What is required: Report the number of lines where the string "angle" occurs, and write nothing else.

Material supplied:
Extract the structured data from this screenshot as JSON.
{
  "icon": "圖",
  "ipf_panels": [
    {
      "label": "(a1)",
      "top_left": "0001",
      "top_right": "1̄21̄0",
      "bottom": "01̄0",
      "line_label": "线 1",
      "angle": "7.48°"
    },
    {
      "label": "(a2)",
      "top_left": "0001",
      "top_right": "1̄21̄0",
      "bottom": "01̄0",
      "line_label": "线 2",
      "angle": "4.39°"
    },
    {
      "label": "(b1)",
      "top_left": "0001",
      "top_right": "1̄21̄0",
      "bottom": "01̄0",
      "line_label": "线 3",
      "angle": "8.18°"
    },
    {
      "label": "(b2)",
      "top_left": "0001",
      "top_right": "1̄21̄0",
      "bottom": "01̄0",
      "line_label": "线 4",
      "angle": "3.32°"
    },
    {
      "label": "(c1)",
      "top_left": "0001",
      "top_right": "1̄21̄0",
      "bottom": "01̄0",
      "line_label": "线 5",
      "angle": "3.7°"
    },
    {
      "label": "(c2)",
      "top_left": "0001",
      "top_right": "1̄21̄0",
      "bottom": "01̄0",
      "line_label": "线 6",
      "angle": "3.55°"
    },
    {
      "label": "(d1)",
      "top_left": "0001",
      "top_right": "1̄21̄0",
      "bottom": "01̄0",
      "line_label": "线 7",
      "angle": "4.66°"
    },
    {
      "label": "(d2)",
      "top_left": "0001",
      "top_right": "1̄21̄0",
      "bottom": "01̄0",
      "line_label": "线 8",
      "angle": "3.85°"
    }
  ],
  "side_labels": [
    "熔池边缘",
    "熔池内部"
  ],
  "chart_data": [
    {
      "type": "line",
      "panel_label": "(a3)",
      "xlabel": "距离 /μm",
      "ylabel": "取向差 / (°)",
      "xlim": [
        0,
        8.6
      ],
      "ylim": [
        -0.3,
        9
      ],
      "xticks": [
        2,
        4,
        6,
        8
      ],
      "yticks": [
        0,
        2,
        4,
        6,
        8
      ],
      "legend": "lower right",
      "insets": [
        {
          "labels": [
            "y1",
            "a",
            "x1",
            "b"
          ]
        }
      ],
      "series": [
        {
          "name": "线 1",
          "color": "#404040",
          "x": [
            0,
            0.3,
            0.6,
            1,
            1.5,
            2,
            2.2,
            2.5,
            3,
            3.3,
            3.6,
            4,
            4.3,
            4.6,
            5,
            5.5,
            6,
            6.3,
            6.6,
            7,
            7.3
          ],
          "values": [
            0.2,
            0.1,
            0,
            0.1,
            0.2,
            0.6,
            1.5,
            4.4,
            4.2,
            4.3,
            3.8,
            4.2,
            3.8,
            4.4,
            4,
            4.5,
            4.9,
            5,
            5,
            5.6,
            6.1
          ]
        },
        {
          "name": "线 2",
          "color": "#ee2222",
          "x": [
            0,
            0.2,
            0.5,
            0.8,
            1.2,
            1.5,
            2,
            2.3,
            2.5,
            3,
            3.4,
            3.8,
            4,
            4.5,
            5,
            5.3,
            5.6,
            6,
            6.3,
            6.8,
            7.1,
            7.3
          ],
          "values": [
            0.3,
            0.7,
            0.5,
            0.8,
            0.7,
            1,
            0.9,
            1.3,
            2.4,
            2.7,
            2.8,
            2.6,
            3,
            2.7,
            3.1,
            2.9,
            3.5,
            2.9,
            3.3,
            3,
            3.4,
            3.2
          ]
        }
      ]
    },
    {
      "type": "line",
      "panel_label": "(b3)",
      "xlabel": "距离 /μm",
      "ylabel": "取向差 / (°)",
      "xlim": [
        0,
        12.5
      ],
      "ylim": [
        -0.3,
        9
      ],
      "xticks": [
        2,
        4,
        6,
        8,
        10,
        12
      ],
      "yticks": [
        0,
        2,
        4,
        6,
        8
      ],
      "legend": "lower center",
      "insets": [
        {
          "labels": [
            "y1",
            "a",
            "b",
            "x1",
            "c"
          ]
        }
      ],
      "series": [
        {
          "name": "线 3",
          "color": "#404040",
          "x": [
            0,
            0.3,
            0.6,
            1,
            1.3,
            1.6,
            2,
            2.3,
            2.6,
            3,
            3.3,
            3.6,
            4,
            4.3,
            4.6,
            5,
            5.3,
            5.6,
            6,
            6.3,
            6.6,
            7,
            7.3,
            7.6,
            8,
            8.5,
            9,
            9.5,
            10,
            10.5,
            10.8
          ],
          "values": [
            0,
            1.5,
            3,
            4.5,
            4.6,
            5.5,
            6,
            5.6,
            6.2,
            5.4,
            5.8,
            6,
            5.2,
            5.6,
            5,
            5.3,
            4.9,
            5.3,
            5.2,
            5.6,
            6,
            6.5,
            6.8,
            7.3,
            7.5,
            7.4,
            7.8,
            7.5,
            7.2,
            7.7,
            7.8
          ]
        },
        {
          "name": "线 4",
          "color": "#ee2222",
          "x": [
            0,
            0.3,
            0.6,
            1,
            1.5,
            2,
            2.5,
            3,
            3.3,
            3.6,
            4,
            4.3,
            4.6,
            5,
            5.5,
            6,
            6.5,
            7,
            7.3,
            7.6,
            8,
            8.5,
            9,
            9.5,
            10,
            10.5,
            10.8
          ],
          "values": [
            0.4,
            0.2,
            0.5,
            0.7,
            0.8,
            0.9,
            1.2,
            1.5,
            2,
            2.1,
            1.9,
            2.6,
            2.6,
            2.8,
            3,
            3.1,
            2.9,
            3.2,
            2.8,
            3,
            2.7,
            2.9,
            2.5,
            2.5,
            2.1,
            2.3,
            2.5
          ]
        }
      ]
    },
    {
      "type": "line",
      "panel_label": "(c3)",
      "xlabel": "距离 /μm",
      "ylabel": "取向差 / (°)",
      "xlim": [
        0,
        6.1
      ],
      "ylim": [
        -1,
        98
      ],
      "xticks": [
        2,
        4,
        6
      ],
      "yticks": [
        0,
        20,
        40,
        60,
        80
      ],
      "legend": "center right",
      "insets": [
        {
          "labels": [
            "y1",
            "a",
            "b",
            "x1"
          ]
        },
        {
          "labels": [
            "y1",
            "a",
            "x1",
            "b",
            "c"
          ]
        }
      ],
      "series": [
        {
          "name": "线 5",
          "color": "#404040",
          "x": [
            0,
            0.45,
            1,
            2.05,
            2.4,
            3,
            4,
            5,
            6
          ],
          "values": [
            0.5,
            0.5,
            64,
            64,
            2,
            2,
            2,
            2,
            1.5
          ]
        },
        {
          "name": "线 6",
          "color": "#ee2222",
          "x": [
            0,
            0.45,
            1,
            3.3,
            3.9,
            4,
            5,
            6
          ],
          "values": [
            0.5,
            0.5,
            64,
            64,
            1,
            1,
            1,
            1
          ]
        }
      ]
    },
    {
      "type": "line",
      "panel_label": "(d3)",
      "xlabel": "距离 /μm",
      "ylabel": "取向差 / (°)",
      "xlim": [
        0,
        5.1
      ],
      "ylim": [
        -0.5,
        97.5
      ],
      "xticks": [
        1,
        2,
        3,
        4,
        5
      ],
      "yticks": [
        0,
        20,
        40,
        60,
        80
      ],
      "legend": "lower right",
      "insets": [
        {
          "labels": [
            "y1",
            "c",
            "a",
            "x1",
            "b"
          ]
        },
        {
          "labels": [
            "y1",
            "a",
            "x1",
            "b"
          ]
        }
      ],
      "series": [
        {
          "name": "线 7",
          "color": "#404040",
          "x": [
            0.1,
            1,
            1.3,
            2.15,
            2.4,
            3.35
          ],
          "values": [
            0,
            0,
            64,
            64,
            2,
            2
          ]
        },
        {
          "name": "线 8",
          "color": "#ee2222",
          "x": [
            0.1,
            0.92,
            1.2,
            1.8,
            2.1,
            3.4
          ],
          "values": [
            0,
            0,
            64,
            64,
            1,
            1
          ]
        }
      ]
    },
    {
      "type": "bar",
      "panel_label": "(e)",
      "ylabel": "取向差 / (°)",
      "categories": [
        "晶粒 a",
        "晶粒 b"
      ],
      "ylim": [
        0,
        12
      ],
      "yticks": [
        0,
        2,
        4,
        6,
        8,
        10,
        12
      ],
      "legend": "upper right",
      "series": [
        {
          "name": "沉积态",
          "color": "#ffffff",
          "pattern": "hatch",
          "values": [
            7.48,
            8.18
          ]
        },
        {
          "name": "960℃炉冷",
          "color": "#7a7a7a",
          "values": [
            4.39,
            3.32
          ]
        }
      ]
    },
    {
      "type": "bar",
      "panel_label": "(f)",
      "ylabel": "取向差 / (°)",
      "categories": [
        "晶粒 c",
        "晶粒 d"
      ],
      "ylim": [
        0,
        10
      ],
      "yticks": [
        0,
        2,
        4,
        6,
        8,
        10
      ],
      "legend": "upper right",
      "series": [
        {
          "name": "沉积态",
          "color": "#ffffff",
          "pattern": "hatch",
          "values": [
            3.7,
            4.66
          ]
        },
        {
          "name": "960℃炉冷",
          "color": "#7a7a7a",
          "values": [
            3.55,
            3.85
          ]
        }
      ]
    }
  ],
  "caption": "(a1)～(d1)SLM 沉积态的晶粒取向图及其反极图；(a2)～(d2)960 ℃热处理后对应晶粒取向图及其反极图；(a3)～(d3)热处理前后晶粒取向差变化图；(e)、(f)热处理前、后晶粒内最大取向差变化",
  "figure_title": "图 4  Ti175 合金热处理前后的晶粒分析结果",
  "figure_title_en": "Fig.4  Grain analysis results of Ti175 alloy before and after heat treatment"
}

Worked answer: 8